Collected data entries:
━━━

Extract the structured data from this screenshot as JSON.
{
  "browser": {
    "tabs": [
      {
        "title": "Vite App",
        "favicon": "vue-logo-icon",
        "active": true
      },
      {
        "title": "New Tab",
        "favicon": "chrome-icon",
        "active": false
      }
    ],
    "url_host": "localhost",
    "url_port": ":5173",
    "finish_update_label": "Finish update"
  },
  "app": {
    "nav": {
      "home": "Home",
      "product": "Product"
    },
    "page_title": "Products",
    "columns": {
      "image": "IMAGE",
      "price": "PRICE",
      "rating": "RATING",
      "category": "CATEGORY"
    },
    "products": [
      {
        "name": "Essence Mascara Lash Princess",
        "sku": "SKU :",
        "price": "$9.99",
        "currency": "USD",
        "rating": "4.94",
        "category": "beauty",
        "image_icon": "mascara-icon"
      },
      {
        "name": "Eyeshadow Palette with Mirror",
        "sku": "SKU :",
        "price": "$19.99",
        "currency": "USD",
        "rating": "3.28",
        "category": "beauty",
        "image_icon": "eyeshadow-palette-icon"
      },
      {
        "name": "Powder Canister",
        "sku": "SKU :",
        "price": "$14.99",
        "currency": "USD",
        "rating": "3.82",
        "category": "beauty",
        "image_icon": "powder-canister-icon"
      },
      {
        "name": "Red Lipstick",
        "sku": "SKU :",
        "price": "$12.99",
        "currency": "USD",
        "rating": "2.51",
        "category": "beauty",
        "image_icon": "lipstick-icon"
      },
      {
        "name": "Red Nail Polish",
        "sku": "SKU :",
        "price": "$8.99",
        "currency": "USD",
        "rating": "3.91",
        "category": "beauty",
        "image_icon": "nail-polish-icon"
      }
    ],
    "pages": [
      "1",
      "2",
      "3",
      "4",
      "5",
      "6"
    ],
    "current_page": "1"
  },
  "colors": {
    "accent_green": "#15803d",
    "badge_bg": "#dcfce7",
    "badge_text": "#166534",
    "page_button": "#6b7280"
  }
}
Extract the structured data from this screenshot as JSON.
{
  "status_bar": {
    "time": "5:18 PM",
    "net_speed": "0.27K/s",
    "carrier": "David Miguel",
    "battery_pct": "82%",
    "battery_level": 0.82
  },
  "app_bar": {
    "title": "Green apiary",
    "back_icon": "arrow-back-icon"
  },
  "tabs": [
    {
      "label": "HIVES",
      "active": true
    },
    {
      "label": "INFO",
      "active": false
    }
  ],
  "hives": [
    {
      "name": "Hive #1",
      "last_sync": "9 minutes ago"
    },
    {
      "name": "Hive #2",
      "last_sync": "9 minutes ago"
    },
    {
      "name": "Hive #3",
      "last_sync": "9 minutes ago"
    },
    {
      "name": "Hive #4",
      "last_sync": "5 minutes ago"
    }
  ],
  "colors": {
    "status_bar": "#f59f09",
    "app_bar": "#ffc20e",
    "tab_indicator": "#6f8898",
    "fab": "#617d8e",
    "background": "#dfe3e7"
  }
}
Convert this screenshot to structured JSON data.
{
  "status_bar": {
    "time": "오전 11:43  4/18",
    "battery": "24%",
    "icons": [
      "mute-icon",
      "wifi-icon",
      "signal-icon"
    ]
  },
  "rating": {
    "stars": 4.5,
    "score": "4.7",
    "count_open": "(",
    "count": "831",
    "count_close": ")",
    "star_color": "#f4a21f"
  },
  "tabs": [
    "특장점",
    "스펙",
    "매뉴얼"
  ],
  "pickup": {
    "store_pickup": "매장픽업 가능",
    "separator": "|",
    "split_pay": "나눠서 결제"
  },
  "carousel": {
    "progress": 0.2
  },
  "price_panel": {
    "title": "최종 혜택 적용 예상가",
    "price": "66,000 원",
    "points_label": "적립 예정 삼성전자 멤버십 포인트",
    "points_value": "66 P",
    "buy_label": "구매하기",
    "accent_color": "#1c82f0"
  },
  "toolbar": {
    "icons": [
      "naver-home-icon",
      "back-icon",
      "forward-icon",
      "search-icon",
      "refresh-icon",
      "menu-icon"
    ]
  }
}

━━━

What is asked
Print back all the lines verbatim.

Task solution
Extract the structured data from this screenshot as JSON.
{
  "browser": {
    "tabs": [
      {
        "title": "Vite App",
        "favicon": "vue-logo-icon",
        "active": true
      },
      {
        "title": "New Tab",
        "favicon": "chrome-icon",
        "active": false
      }
    ],
    "url_host": "localhost",
    "url_port": ":5173",
    "finish_update_label": "Finish update"
  },
  "app": {
    "nav": {
      "home": "Home",
      "product": "Product"
    },
    "page_title": "Products",
    "columns": {
      "image": "IMAGE",
      "price": "PRICE",
      "rating": "RATING",
      "category": "CATEGORY"
    },
    "products": [
      {
        "name": "Essence Mascara Lash Princess",
        "sku": "SKU :",
        "price": "$9.99",
        "currency": "USD",
        "rating": "4.94",
        "category": "beauty",
        "image_icon": "mascara-icon"
      },
      {
        "name": "Eyeshadow Palette with Mirror",
        "sku": "SKU :",
        "price": "$19.99",
        "currency": "USD",
        "rating": "3.28",
        "category": "beauty",
        "image_icon": "eyeshadow-palette-icon"
      },
      {
        "name": "Powder Canister",
        "sku": "SKU :",
        "price": "$14.99",
        "currency": "USD",
        "rating": "3.82",
        "category": "beauty",
        "image_icon": "powder-canister-icon"
      },
      {
        "name": "Red Lipstick",
        "sku": "SKU :",
        "price": "$12.99",
        "currency": "USD",
        "rating": "2.51",
        "category": "beauty",
        "image_icon": "lipstick-icon"
      },
      {
        "name": "Red Nail Polish",
        "sku": "SKU :",
        "price": "$8.99",
        "currency": "USD",
        "rating": "3.91",
        "category": "beauty",
        "image_icon": "nail-polish-icon"
      }
    ],
    "pages": [
      "1",
      "2",
      "3",
      "4",
      "5",
      "6"
    ],
    "current_page": "1"
  },
  "colors": {
    "accent_green": "#15803d",
    "badge_bg": "#dcfce7",
    "badge_text": "#166534",
    "page_button": "#6b7280"
  }
}
Extract the structured data from this screenshot as JSON.
{
  "status_bar": {
    "time": "5:18 PM",
    "net_speed": "0.27K/s",
    "carrier": "David Miguel",
    "battery_pct": "82%",
    "battery_level": 0.82
  },
  "app_bar": {
    "title": "Green apiary",
    "back_icon": "arrow-back-icon"
  },
  "tabs": [
    {
      "label": "HIVES",
      "active": true
    },
    {
      "label": "INFO",
      "active": false
    }
  ],
  "hives": [
    {
      "name": "Hive #1",
      "last_sync": "9 minutes ago"
    },
    {
      "name": "Hive #2",
      "last_sync": "9 minutes ago"
    },
    {
      "name": "Hive #3",
      "last_sync": "9 minutes ago"
    },
    {
      "name": "Hive #4",
      "last_sync": "5 minutes ago"
    }
  ],
  "colors": {
    "status_bar": "#f59f09",
    "app_bar": "#ffc20e",
    "tab_indicator": "#6f8898",
    "fab": "#617d8e",
    "background": "#dfe3e7"
  }
}
Convert this screenshot to structured JSON data.
{
  "status_bar": {
    "time": "오전 11:43  4/18",
    "battery": "24%",
    "icons": [
      "mute-icon",
      "wifi-icon",
      "signal-icon"
    ]
  },
  "rating": {
    "stars": 4.5,
    "score": "4.7",
    "count_open": "(",
    "count": "831",
    "count_close": ")",
    "star_color": "#f4a21f"
  },
  "tabs": [
    "특장점",
    "스펙",
    "매뉴얼"
  ],
  "pickup": {
    "store_pickup": "매장픽업 가능",
    "separator": "|",
    "split_pay": "나눠서 결제"
  },
  "carousel": {
    "progress": 0.2
  },
  "price_panel": {
    "title": "최종 혜택 적용 예상가",
    "price": "66,000 원",
    "points_label": "적립 예정 삼성전자 멤버십 포인트",
    "points_value": "66 P",
    "buy_label": "구매하기",
    "accent_color": "#1c82f0"
  },
  "toolbar": {
    "icons": [
      "naver-home-icon",
      "back-icon",
      "forward-icon",
      "search-icon",
      "refresh-icon",
      "menu-icon"
    ]
  }
}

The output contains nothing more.